■ CHALLENGE
Make an exact transcription of the material, leaving out all images.

■ WORKING DATA
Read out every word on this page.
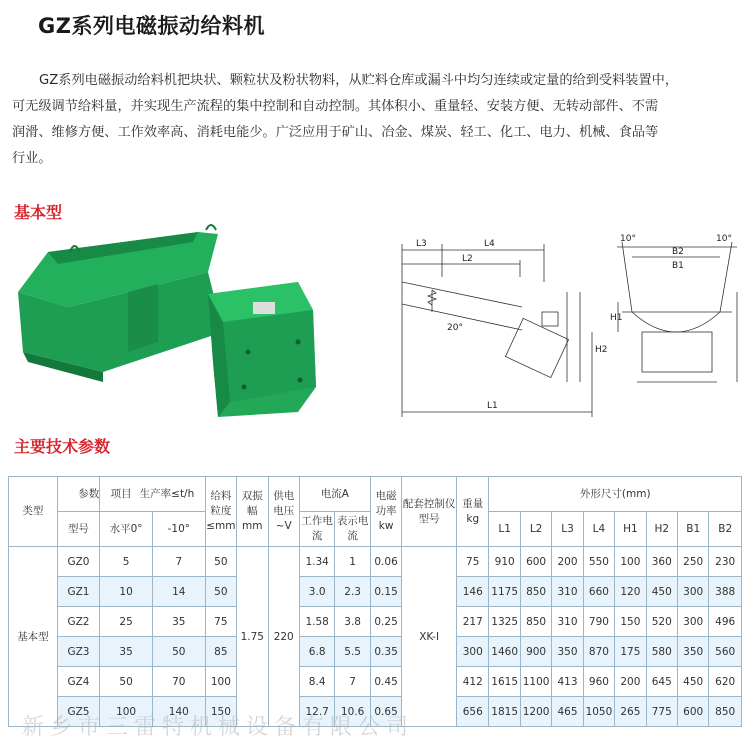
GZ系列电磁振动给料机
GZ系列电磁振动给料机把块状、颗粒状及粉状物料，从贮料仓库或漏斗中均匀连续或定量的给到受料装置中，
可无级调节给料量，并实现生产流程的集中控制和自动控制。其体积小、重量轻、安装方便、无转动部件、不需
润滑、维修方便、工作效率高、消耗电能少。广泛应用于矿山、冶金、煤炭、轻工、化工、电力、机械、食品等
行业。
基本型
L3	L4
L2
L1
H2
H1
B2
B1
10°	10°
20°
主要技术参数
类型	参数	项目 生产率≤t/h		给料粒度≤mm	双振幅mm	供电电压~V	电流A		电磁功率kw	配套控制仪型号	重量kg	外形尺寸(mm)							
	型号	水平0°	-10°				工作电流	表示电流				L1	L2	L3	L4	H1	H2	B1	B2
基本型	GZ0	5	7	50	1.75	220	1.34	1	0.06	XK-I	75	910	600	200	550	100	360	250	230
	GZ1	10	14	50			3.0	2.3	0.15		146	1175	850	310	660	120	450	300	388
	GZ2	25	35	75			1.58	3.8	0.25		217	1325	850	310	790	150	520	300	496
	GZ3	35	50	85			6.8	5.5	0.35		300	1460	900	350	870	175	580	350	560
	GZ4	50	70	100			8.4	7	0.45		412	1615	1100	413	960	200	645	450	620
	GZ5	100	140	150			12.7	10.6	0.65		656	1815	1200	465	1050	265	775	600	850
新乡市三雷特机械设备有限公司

■ RESPONSE BELOW
Read out every word on this page.
GZ系列电磁振动给料机
GZ系列电磁振动给料机把块状、颗粒状及粉状物料，从贮料仓库或漏斗中均匀连续或定量的给到受料装置中，
可无级调节给料量，并实现生产流程的集中控制和自动控制。其体积小、重量轻、安装方便、无转动部件、不需
润滑、维修方便、工作效率高、消耗电能少。广泛应用于矿山、冶金、煤炭、轻工、化工、电力、机械、食品等
行业。
基本型
L3	L4
L2
L1
H2
H1
B2
B1
10°	10°
20°
主要技术参数
类型	参数	项目 生产率≤t/h		给料粒度≤mm	双振幅mm	供电电压~V	电流A		电磁功率kw	配套控制仪型号	重量kg	外形尺寸(mm)							
	型号	水平0°	-10°				工作电流	表示电流				L1	L2	L3	L4	H1	H2	B1	B2
基本型	GZ0	5	7	50	1.75	220	1.34	1	0.06	XK-I	75	910	600	200	550	100	360	250	230
	GZ1	10	14	50			3.0	2.3	0.15		146	1175	850	310	660	120	450	300	388
	GZ2	25	35	75			1.58	3.8	0.25		217	1325	850	310	790	150	520	300	496
	GZ3	35	50	85			6.8	5.5	0.35		300	1460	900	350	870	175	580	350	560
	GZ4	50	70	100			8.4	7	0.45		412	1615	1100	413	960	200	645	450	620
	GZ5	100	140	150			12.7	10.6	0.65		656	1815	1200	465	1050	265	775	600	850
新乡市三雷特机械设备有限公司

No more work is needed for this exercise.